| Фрагмент текста |
В Малом театре Москвы тогда господствовала французская драматургическая труппа. Молодые люди посещали ее спектакли, но их впечатления от этих постановок были, вероятно, более бледными, чем от двух трупп Большого театра.
А попутно шли университетские занятия, коими Фет манкировал, Григорьев же послушно посещал лекции, выполнял все письменные работы, основательно готовился к экзаменам и в мае 1842 года блестяще закончил юридический факультет, заняв первое место (так и оставаясь до конца не студентом, а слушателем!), ибо на всех курсах все предметы сдавал на пятерки. Вот список сданных им предметов: на первом курсе – «Энциклопедия законов» и «История русского права»; на втором – «Законы о гражданской службе», «История римского права», «Государственные и губернские учреждения»; на третьем – «Российские гражданские законы», «Римское право», «Местные законы», «Уголовное право»; на четвертом – «Церковное законоведение», «Римское право», «Иностранные государственные законодательства», «Финансия», «Благоустройство и благочиние», «Общенародное право», «Практическое судопроизводство». Господи, сколько он времени потратил на совсем не нужные ему в дальнейшем предметы! Разве что мог профессионально писать рецензии на юридические книги; законоведение на уровне средней школы пригодилось ему позднее, когда он преподавал этот предмет в Сиротском институте и в гимназии, да что-то из практических навыков, возможно, применялось при недолгой его чиновничьей службе. Но все-таки он получил, пусть и в юридической только сфере, широкое университетское образование.
Тогда оканчивавшие университет получали одно из двух званий: «кандидат» (лучшие выпускники) и «действительный студент» (более слабые). В 1842 году степень кандидата давали тем, у кого средний балл был выше 4 1/2. Ясно, что Григорьев стал кандидатом. Диплом университетского кандидата наконец освобождал его держателя от податной зависимости, исключал из мещанского сословия.
Очарованные блестящим выпускником профессора, естественно, хотели оставить Григорьева при университете; нашлось ему и место библиотекаря. Но в России все бюрократические дела делались медленно, и лишь в декабре 1842 года, то есть через полгода по окончании университета, Григорьев получил «открепление» от мещанства и перед самым Рождеством, 22 декабря, был официально зачислен служащим университетской библиотеки, удостоившись чина коллежского секретаря, то есть сразу 9-го класса, всего на одну ступеньку ниже отцовского чина титулярного советника, заработанного десятилетиями канцелярского труда. 15 лет спустя, в 1857 году не бог весть как служивший Григорьев-сын получит чин 8-го класса – коллежского асессора; до царского указа 1845 года, «поднявшего планку» до 5-го класса, этот чин давал потомственное дворянство.

| Данные для анализа |
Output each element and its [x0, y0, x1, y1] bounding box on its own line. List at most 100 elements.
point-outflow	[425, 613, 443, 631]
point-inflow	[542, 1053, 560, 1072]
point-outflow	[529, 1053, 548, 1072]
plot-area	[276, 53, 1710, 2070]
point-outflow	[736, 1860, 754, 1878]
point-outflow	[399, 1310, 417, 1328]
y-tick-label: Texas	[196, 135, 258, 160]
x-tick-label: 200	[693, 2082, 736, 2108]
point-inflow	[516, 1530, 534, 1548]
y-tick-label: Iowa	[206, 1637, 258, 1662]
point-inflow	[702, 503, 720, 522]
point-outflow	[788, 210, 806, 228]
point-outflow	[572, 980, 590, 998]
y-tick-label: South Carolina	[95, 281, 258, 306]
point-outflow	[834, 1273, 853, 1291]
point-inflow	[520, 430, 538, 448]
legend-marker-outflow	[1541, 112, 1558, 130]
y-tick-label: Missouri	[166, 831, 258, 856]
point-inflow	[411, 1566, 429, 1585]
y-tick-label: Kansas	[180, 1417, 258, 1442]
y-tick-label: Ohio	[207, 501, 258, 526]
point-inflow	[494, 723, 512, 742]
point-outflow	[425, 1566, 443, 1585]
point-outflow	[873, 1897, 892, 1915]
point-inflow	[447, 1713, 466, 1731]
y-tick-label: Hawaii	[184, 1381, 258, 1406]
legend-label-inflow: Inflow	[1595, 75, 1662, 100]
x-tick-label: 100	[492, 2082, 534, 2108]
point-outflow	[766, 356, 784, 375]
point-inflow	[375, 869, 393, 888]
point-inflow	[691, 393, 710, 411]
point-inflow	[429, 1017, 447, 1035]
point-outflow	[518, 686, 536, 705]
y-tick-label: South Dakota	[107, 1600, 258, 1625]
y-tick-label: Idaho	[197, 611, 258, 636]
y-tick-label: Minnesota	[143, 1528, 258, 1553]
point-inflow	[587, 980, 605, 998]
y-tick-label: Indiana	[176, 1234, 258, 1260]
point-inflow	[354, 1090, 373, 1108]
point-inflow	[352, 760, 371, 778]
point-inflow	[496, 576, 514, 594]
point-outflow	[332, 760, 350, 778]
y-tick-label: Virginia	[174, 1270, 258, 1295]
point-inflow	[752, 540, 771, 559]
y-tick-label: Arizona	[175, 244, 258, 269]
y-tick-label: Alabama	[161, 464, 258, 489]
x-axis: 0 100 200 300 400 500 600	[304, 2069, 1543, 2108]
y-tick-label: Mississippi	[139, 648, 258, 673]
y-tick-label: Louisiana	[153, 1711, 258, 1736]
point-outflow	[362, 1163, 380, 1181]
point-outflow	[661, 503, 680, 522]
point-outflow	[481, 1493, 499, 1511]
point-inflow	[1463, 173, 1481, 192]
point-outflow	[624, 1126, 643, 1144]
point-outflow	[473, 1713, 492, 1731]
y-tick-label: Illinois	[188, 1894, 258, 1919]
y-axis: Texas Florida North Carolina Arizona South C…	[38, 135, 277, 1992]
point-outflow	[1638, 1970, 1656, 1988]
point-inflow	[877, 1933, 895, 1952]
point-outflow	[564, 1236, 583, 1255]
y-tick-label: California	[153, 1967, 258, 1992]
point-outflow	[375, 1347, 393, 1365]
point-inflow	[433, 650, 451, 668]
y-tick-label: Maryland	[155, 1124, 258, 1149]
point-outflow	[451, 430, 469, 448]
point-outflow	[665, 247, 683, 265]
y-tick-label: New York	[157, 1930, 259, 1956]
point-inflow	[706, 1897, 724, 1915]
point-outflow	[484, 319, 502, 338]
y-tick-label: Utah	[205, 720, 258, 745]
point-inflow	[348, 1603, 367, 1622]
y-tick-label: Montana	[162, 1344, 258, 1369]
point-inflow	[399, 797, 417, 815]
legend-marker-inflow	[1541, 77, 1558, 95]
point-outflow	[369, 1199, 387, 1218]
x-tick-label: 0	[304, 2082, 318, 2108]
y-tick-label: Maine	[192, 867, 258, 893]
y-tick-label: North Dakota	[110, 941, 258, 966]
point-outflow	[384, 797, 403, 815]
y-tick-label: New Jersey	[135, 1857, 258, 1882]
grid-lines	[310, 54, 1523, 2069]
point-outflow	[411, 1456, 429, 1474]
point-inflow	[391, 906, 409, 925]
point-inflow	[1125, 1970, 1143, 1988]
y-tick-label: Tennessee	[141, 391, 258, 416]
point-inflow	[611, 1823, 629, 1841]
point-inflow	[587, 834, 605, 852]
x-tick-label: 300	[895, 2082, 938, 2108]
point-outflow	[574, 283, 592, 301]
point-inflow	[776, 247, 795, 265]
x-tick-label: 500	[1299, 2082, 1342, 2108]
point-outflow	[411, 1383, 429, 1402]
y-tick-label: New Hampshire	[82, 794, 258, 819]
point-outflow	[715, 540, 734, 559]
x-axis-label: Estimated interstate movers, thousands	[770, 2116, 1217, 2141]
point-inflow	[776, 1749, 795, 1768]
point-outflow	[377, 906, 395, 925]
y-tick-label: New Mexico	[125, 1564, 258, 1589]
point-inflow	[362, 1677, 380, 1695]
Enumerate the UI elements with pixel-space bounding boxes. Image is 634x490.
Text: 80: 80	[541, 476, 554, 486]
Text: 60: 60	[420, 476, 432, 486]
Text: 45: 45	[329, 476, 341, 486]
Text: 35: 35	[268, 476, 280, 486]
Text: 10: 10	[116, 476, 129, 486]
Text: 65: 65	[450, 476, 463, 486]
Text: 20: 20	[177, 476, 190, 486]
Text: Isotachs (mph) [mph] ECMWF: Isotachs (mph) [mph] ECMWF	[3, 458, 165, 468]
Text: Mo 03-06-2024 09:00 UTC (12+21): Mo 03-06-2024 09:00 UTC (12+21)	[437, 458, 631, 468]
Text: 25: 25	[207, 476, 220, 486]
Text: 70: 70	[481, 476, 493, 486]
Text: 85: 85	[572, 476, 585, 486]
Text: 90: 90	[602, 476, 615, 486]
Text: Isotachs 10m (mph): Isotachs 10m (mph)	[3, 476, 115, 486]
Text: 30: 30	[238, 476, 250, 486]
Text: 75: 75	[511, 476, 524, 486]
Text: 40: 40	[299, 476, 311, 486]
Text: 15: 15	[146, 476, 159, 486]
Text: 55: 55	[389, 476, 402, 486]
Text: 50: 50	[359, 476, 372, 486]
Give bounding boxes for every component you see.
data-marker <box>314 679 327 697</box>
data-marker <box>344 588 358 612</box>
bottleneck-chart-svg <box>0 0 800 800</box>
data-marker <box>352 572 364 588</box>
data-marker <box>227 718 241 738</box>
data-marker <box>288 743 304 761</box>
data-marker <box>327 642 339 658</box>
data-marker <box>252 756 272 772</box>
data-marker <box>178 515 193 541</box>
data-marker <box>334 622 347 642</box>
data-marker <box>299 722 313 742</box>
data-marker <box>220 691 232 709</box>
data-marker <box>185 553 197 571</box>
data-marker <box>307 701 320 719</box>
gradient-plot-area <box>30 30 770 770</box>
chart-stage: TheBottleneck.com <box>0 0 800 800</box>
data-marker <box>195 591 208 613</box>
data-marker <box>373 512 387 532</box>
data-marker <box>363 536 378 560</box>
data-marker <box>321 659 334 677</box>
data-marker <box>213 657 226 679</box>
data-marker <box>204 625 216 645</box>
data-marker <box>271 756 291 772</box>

| Учебные задания |
(1) Продублируйте без изменений часть фрагмента текста: начните со слов, содержащих «Очарованные блестящим выпускником», и остановитесь после слов «давал потомственное дворянство.».
(2) Перечислите все предметы, которые, согласно фрагменту текста, Григорьев сдал на третьем курсе.
Записи взяты из другого источника.

| Ответы |
(1)
Очарованные блестящим выпускником профессора, естественно, хотели оставить Григорьева при университете; нашлось ему и место библиотекаря. Но в России все бюрократические дела делались медленно, и лишь в декабре 1842 года, то есть через полгода по окончании университета, Григорьев получил «открепление» от мещанства и перед самым Рождеством, 22 декабря, был официально зачислен служащим университетской библиотеки, удостоившись чина коллежского секретаря, то есть сразу 9-го класса, всего на одну ступеньку ниже отцовского чина титулярного советника, заработанного десятилетиями канцелярского труда. 15 лет спустя, в 1857 году не бог весть как служивший Григорьев-сын получит чин 8-го класса – коллежского асессора; до царского указа 1845 года, «поднявшего планку» до 5-го класса, этот чин давал потомственное дворянство.

(2) «Российские гражданские законы», «Римское право», «Местные законы», «Уголовное право».